(Work to complete) Copy out each line of the material below with no changes.

(Material for the task)

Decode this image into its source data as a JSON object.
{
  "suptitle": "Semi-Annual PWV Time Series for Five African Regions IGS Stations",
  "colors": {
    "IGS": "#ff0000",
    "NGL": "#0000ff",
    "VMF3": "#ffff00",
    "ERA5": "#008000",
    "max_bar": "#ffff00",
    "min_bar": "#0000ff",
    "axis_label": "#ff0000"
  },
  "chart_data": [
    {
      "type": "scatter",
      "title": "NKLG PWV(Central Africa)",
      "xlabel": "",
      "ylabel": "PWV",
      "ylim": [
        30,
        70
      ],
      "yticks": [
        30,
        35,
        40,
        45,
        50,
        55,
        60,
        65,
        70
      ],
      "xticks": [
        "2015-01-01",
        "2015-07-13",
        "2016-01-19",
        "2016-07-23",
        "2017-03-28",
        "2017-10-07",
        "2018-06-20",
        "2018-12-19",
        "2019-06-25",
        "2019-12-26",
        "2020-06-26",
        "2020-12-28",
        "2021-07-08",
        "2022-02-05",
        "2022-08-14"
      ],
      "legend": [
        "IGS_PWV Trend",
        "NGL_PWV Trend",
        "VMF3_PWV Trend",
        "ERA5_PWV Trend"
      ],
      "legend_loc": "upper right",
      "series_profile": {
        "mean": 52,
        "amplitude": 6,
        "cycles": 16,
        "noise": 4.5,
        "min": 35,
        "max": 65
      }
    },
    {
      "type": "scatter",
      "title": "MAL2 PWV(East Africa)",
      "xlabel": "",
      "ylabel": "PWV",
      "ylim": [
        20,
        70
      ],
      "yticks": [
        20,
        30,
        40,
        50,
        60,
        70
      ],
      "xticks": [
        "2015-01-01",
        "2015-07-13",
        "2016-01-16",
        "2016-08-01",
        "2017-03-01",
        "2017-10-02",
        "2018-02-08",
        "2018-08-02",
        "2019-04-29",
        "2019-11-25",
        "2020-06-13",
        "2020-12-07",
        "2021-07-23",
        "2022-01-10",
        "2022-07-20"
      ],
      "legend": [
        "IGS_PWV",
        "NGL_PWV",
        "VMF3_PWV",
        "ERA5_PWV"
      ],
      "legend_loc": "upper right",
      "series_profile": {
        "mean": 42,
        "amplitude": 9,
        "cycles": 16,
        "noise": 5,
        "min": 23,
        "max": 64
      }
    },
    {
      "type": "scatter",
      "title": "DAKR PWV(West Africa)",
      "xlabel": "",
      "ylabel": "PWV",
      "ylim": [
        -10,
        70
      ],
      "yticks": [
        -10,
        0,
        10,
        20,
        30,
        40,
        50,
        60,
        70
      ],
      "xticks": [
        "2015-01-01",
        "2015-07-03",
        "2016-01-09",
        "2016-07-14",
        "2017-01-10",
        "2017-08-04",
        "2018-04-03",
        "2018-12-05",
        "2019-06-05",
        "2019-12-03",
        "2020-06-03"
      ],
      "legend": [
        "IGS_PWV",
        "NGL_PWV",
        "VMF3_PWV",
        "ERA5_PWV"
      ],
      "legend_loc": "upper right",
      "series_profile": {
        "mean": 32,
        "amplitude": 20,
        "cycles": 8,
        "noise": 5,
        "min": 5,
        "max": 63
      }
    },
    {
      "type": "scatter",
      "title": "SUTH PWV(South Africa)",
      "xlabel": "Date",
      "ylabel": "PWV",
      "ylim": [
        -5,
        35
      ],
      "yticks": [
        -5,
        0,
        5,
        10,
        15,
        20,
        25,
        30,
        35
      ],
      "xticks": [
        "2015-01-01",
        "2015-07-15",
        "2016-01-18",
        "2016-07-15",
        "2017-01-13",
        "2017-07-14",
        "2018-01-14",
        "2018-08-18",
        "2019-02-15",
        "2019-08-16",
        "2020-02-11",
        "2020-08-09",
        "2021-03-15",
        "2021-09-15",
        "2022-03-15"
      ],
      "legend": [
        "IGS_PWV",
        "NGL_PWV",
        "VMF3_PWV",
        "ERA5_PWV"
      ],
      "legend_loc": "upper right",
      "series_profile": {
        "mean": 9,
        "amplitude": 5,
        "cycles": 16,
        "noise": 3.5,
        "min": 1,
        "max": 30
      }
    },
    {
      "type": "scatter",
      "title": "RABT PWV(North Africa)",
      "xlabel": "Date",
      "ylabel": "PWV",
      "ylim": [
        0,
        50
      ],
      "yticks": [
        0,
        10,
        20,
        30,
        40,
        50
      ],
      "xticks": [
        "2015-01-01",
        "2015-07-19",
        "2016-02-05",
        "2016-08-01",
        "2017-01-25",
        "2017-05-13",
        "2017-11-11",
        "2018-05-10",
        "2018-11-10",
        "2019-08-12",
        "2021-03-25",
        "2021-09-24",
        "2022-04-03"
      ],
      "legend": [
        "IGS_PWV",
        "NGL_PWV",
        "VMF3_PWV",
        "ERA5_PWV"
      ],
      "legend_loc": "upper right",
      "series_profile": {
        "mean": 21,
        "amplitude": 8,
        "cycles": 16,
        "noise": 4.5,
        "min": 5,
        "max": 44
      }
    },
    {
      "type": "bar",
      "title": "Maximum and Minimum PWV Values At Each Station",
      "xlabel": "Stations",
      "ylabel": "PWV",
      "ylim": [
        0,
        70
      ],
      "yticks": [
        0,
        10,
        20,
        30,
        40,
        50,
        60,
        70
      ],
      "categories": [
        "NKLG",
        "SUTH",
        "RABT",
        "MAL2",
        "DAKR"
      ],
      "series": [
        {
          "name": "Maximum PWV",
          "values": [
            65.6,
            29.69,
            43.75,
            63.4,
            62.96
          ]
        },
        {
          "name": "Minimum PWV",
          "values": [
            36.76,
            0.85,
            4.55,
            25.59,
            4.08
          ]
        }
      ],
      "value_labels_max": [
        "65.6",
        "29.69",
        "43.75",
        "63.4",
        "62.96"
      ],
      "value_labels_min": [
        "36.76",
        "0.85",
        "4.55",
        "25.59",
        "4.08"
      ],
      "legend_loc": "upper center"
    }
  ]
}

(Result of this task)
Decode this image into its source data as a JSON object.
{
  "suptitle": "Semi-Annual PWV Time Series for Five African Regions IGS Stations",
  "colors": {
    "IGS": "#ff0000",
    "NGL": "#0000ff",
    "VMF3": "#ffff00",
    "ERA5": "#008000",
    "max_bar": "#ffff00",
    "min_bar": "#0000ff",
    "axis_label": "#ff0000"
  },
  "chart_data": [
    {
      "type": "scatter",
      "title": "NKLG PWV(Central Africa)",
      "xlabel": "",
      "ylabel": "PWV",
      "ylim": [
        30,
        70
      ],
      "yticks": [
        30,
        35,
        40,
        45,
        50,
        55,
        60,
        65,
        70
      ],
      "xticks": [
        "2015-01-01",
        "2015-07-13",
        "2016-01-19",
        "2016-07-23",
        "2017-03-28",
        "2017-10-07",
        "2018-06-20",
        "2018-12-19",
        "2019-06-25",
        "2019-12-26",
        "2020-06-26",
        "2020-12-28",
        "2021-07-08",
        "2022-02-05",
        "2022-08-14"
      ],
      "legend": [
        "IGS_PWV Trend",
        "NGL_PWV Trend",
        "VMF3_PWV Trend",
        "ERA5_PWV Trend"
      ],
      "legend_loc": "upper right",
      "series_profile": {
        "mean": 52,
        "amplitude": 6,
        "cycles": 16,
        "noise": 4.5,
        "min": 35,
        "max": 65
      }
    },
    {
      "type": "scatter",
      "title": "MAL2 PWV(East Africa)",
      "xlabel": "",
      "ylabel": "PWV",
      "ylim": [
        20,
        70
      ],
      "yticks": [
        20,
        30,
        40,
        50,
        60,
        70
      ],
      "xticks": [
        "2015-01-01",
        "2015-07-13",
        "2016-01-16",
        "2016-08-01",
        "2017-03-01",
        "2017-10-02",
        "2018-02-08",
        "2018-08-02",
        "2019-04-29",
        "2019-11-25",
        "2020-06-13",
        "2020-12-07",
        "2021-07-23",
        "2022-01-10",
        "2022-07-20"
      ],
      "legend": [
        "IGS_PWV",
        "NGL_PWV",
        "VMF3_PWV",
        "ERA5_PWV"
      ],
      "legend_loc": "upper right",
      "series_profile": {
        "mean": 42,
        "amplitude": 9,
        "cycles": 16,
        "noise": 5,
        "min": 23,
        "max": 64
      }
    },
    {
      "type": "scatter",
      "title": "DAKR PWV(West Africa)",
      "xlabel": "",
      "ylabel": "PWV",
      "ylim": [
        -10,
        70
      ],
      "yticks": [
        -10,
        0,
        10,
        20,
        30,
        40,
        50,
        60,
        70
      ],
      "xticks": [
        "2015-01-01",
        "2015-07-03",
        "2016-01-09",
        "2016-07-14",
        "2017-01-10",
        "2017-08-04",
        "2018-04-03",
        "2018-12-05",
        "2019-06-05",
        "2019-12-03",
        "2020-06-03"
      ],
      "legend": [
        "IGS_PWV",
        "NGL_PWV",
        "VMF3_PWV",
        "ERA5_PWV"
      ],
      "legend_loc": "upper right",
      "series_profile": {
        "mean": 32,
        "amplitude": 20,
        "cycles": 8,
        "noise": 5,
        "min": 5,
        "max": 63
      }
    },
    {
      "type": "scatter",
      "title": "SUTH PWV(South Africa)",
      "xlabel": "Date",
      "ylabel": "PWV",
      "ylim": [
        -5,
        35
      ],
      "yticks": [
        -5,
        0,
        5,
        10,
        15,
        20,
        25,
        30,
        35
      ],
      "xticks": [
        "2015-01-01",
        "2015-07-15",
        "2016-01-18",
        "2016-07-15",
        "2017-01-13",
        "2017-07-14",
        "2018-01-14",
        "2018-08-18",
        "2019-02-15",
        "2019-08-16",
        "2020-02-11",
        "2020-08-09",
        "2021-03-15",
        "2021-09-15",
        "2022-03-15"
      ],
      "legend": [
        "IGS_PWV",
        "NGL_PWV",
        "VMF3_PWV",
        "ERA5_PWV"
      ],
      "legend_loc": "upper right",
      "series_profile": {
        "mean": 9,
        "amplitude": 5,
        "cycles": 16,
        "noise": 3.5,
        "min": 1,
        "max": 30
      }
    },
    {
      "type": "scatter",
      "title": "RABT PWV(North Africa)",
      "xlabel": "Date",
      "ylabel": "PWV",
      "ylim": [
        0,
        50
      ],
      "yticks": [
        0,
        10,
        20,
        30,
        40,
        50
      ],
      "xticks": [
        "2015-01-01",
        "2015-07-19",
        "2016-02-05",
        "2016-08-01",
        "2017-01-25",
        "2017-05-13",
        "2017-11-11",
        "2018-05-10",
        "2018-11-10",
        "2019-08-12",
        "2021-03-25",
        "2021-09-24",
        "2022-04-03"
      ],
      "legend": [
        "IGS_PWV",
        "NGL_PWV",
        "VMF3_PWV",
        "ERA5_PWV"
      ],
      "legend_loc": "upper right",
      "series_profile": {
        "mean": 21,
        "amplitude": 8,
        "cycles": 16,
        "noise": 4.5,
        "min": 5,
        "max": 44
      }
    },
    {
      "type": "bar",
      "title": "Maximum and Minimum PWV Values At Each Station",
      "xlabel": "Stations",
      "ylabel": "PWV",
      "ylim": [
        0,
        70
      ],
      "yticks": [
        0,
        10,
        20,
        30,
        40,
        50,
        60,
        70
      ],
      "categories": [
        "NKLG",
        "SUTH",
        "RABT",
        "MAL2",
        "DAKR"
      ],
      "series": [
        {
          "name": "Maximum PWV",
          "values": [
            65.6,
            29.69,
            43.75,
            63.4,
            62.96
          ]
        },
        {
          "name": "Minimum PWV",
          "values": [
            36.76,
            0.85,
            4.55,
            25.59,
            4.08
          ]
        }
      ],
      "value_labels_max": [
        "65.6",
        "29.69",
        "43.75",
        "63.4",
        "62.96"
      ],
      "value_labels_min": [
        "36.76",
        "0.85",
        "4.55",
        "25.59",
        "4.08"
      ],
      "legend_loc": "upper center"
    }
  ]
}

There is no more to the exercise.